» **EXERCISE DETAILS**:
Among the entries, which lines carry the string "Gesellschaft"? Copy each of them.
═════ GIVEN INFORMATION
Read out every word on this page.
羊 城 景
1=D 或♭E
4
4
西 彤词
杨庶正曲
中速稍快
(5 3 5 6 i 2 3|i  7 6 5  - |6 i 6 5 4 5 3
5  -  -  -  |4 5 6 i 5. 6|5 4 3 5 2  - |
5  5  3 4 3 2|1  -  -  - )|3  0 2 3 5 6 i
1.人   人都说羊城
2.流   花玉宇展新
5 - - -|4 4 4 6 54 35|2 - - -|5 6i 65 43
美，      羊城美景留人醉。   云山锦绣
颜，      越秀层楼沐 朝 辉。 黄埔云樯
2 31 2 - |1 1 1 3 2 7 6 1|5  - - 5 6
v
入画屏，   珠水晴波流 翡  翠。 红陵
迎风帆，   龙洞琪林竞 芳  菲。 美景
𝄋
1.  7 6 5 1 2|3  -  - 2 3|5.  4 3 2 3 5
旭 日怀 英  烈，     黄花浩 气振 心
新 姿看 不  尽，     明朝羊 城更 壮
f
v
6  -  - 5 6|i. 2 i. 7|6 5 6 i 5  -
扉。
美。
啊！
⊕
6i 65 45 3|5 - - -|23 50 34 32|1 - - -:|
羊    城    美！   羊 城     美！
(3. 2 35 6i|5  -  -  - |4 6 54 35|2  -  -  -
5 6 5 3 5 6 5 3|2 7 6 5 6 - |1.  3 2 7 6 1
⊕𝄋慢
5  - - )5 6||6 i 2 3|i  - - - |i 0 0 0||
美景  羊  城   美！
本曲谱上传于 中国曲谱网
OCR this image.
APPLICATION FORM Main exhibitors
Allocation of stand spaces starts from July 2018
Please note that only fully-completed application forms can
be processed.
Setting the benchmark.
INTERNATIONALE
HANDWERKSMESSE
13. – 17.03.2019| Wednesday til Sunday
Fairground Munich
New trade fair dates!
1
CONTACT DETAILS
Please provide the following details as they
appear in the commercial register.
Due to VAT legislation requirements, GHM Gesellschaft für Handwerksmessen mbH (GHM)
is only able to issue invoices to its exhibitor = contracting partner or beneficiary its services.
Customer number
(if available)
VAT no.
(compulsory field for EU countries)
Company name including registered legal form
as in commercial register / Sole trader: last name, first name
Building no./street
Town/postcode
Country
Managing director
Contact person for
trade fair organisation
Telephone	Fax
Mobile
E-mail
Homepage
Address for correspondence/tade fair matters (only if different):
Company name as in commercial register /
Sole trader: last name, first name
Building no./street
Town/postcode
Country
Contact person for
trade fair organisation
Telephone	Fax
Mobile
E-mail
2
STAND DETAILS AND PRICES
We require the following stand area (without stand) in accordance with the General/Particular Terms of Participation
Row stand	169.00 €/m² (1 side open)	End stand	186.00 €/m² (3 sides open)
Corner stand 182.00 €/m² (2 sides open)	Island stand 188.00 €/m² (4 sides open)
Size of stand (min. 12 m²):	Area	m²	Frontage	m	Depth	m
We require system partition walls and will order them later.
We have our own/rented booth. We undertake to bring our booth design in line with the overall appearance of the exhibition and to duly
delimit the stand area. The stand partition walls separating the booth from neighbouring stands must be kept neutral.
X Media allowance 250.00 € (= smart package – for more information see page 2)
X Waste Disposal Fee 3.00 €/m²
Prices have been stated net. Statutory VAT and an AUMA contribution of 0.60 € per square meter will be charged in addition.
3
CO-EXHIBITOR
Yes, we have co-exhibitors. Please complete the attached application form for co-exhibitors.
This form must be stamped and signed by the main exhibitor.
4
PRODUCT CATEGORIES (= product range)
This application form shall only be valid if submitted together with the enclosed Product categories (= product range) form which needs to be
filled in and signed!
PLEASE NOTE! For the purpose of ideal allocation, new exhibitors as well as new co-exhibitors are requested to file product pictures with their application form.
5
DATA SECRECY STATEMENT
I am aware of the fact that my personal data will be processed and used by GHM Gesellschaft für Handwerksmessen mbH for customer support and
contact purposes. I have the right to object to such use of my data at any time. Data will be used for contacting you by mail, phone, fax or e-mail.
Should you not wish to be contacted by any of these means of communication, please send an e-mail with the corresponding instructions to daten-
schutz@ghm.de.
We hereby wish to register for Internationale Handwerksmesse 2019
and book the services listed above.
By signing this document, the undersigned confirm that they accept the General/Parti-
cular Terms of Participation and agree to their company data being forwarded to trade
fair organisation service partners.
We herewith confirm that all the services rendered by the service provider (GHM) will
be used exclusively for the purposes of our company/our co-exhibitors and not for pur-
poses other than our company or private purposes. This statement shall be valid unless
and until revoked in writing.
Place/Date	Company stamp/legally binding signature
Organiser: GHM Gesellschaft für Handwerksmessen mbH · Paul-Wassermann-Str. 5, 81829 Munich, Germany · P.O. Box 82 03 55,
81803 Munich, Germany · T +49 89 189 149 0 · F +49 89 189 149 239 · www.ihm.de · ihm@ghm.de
══════════
» **RESULT OF THIS TASK**:
Due to VAT legislation requirements, GHM Gesellschaft für Handwerksmessen mbH (GHM)
I am aware of the fact that my personal data will be processed and used by GHM Gesellschaft für Handwerksmessen mbH for customer support and
Organiser: GHM Gesellschaft für Handwerksmessen mbH · Paul-Wassermann-Str. 5, 81829 Munich, Germany · P.O. Box 82 03 55,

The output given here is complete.